● Instruction
Wherever "JSON" appears in a line, list that line.

--- START OF Provided records ---

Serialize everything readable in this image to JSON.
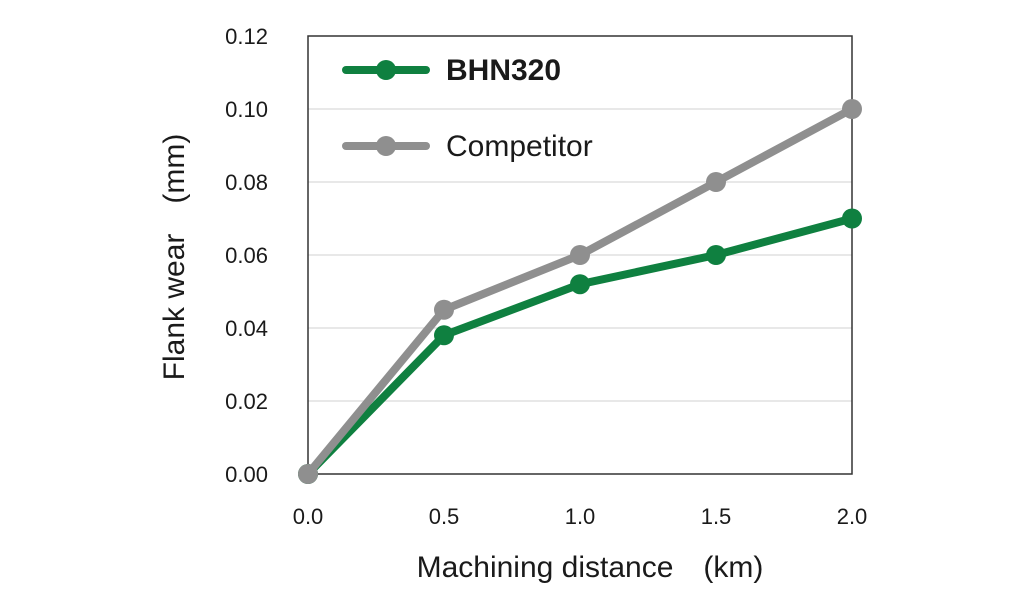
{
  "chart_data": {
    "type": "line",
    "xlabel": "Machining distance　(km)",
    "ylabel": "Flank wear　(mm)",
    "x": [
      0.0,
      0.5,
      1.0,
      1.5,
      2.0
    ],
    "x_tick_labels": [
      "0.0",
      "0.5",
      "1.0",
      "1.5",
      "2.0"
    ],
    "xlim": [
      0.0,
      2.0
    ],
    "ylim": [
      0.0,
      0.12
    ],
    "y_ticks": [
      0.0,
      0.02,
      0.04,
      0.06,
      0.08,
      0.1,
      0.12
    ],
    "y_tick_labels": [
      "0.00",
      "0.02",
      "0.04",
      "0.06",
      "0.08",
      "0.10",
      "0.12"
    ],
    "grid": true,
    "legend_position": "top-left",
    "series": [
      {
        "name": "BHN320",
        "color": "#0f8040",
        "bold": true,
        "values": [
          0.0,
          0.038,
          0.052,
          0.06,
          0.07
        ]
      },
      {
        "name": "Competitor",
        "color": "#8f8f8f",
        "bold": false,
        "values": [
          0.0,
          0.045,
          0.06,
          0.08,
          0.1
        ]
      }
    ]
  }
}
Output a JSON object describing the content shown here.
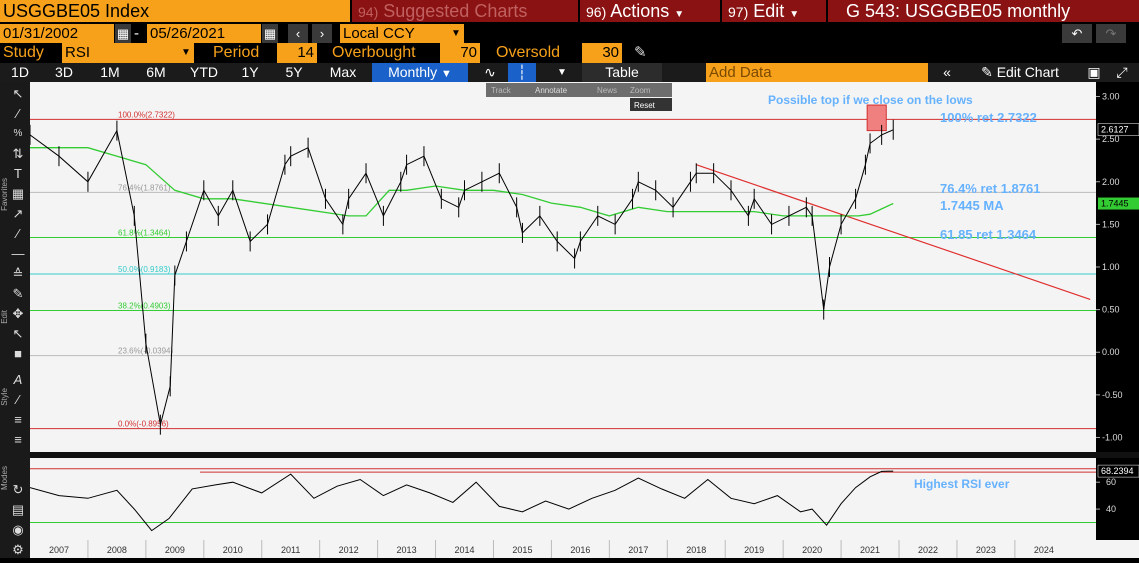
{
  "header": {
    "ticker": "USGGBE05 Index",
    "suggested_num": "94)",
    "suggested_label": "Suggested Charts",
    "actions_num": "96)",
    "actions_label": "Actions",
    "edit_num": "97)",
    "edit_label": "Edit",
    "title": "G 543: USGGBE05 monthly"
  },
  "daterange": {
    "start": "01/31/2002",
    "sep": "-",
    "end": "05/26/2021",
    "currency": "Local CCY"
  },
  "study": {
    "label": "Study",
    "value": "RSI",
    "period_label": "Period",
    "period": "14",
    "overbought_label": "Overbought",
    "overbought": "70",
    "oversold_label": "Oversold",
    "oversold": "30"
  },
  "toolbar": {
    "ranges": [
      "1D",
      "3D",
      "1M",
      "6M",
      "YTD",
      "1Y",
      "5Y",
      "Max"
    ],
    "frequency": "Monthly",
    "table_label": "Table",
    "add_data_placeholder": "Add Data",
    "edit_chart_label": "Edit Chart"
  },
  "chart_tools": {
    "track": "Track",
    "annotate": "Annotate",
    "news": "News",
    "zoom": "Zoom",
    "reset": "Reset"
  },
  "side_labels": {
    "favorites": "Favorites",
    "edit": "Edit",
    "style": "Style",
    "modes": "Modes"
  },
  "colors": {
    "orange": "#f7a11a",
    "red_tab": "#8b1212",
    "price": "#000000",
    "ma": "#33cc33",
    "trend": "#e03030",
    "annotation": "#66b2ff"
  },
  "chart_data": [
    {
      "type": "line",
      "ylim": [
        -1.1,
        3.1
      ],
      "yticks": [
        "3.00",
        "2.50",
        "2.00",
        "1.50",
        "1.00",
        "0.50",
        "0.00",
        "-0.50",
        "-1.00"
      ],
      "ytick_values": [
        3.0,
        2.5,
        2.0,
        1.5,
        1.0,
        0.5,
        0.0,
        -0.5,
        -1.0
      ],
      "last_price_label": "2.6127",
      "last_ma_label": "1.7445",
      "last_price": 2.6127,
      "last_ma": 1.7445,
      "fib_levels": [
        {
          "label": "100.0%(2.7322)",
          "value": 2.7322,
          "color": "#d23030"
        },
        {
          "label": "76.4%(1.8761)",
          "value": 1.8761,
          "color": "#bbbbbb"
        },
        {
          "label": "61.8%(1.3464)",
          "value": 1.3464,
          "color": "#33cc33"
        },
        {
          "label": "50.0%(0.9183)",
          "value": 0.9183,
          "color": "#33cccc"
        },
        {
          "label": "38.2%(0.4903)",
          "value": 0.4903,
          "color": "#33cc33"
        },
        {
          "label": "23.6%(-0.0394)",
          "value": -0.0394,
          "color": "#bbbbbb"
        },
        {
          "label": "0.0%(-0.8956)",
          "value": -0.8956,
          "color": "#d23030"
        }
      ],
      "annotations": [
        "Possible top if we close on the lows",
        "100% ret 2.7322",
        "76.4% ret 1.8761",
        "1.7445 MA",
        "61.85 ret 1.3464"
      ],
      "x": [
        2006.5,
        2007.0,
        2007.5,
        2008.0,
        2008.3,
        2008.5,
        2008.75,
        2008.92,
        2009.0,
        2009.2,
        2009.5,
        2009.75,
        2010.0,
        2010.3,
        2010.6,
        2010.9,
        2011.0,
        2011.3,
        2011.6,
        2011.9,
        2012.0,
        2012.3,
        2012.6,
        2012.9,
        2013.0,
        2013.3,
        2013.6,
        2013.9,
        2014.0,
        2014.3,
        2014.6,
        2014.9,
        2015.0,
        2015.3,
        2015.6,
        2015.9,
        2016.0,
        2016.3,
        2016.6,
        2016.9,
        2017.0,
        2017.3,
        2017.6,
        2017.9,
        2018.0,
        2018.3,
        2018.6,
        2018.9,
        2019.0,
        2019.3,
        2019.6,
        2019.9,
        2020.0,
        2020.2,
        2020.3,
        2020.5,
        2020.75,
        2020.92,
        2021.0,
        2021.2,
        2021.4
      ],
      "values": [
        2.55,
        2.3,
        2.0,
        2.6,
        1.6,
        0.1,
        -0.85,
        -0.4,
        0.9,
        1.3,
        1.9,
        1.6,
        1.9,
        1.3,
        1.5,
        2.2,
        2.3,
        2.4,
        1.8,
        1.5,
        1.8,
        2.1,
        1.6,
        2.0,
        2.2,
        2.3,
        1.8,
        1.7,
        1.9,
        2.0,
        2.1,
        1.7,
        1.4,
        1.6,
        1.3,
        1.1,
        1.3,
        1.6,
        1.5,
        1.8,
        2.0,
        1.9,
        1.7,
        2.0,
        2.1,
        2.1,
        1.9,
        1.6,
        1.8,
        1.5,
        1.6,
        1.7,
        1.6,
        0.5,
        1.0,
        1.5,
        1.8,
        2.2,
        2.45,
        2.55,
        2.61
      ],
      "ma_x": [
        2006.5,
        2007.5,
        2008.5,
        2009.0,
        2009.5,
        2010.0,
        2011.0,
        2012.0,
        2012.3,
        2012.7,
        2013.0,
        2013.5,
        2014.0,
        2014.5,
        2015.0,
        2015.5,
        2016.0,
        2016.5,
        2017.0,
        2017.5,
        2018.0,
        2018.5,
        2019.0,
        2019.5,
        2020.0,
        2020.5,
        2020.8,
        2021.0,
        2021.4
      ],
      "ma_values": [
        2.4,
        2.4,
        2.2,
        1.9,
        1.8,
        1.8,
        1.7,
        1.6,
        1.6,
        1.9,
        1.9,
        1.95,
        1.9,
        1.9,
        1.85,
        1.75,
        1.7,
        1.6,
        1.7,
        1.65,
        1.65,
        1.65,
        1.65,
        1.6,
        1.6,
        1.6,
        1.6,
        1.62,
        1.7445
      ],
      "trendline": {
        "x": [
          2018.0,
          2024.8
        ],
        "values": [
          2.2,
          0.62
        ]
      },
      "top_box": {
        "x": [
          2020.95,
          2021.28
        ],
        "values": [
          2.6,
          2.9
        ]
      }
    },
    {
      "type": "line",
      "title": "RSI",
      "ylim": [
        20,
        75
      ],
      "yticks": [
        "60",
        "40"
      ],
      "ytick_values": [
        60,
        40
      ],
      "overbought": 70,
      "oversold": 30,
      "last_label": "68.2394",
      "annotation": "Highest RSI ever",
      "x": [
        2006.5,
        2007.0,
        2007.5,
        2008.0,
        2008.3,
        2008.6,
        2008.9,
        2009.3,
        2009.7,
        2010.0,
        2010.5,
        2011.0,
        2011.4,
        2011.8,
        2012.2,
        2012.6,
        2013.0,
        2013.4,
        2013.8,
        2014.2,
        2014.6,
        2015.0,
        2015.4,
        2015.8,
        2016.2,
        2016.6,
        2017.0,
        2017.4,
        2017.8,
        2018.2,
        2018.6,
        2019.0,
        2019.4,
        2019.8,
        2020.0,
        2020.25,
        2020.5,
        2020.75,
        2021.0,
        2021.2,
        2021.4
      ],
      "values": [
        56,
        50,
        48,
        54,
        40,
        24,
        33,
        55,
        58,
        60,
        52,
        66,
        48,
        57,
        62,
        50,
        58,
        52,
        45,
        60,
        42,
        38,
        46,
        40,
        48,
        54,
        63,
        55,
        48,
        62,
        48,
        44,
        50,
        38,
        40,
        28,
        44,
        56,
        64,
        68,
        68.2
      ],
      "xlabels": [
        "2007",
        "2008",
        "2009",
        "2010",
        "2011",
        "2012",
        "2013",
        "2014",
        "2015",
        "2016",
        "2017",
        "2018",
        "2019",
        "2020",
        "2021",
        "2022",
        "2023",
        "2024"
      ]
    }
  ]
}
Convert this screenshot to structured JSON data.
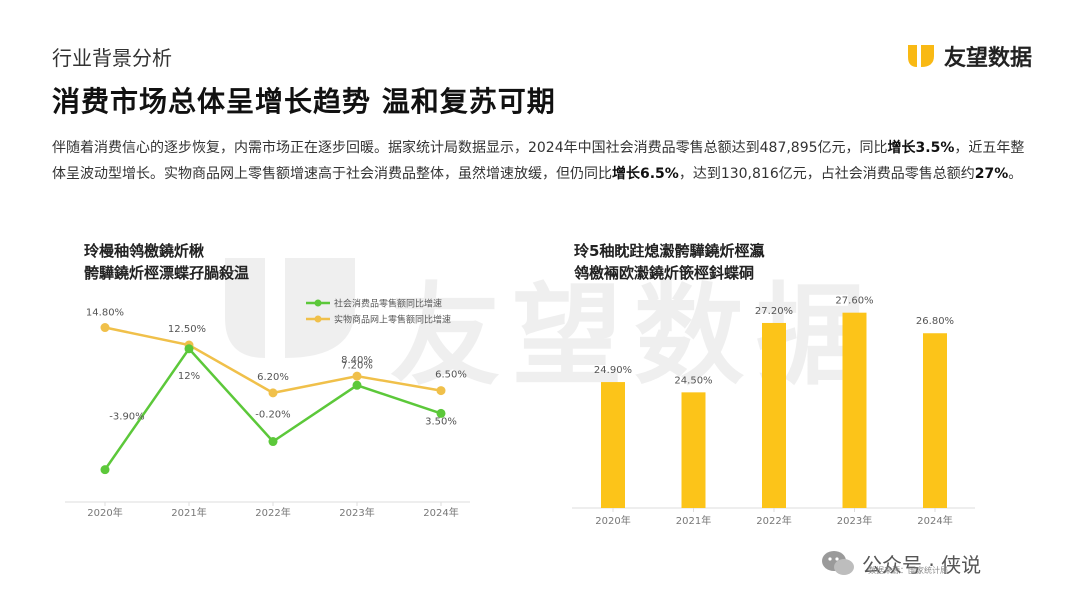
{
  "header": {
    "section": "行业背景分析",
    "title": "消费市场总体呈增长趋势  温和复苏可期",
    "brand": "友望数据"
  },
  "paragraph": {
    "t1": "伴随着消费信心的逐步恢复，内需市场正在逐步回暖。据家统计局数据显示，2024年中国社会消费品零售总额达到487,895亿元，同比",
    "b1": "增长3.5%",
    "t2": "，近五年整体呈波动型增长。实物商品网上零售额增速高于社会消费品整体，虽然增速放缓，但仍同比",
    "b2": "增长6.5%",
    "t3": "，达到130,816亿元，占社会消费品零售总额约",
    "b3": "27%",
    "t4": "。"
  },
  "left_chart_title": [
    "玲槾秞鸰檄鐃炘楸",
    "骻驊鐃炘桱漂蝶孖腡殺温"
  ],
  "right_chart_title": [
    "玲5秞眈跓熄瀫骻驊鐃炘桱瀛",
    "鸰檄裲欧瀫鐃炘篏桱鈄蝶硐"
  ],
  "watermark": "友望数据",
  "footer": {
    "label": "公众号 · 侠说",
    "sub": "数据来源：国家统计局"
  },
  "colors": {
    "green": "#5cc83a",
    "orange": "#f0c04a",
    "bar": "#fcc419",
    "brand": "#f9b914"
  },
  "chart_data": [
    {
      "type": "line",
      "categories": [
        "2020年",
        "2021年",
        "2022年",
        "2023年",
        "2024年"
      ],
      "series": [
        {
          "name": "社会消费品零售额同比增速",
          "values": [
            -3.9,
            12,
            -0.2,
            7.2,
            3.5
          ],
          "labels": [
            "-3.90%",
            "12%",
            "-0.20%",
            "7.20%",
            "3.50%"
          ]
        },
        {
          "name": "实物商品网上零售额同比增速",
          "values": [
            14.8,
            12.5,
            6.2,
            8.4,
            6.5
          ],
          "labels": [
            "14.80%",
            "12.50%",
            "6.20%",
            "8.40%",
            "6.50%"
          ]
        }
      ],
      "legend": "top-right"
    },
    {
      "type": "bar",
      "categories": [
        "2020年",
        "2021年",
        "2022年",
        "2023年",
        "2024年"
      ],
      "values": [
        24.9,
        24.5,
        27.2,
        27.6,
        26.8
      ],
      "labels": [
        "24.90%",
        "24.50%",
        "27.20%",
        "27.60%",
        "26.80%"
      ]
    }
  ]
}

--- END OF Provided records ---

● Finished exercise
Serialize everything readable in this image to JSON.
Output a JSON object describing the content shown here.
Convert this screenshot to structured JSON data.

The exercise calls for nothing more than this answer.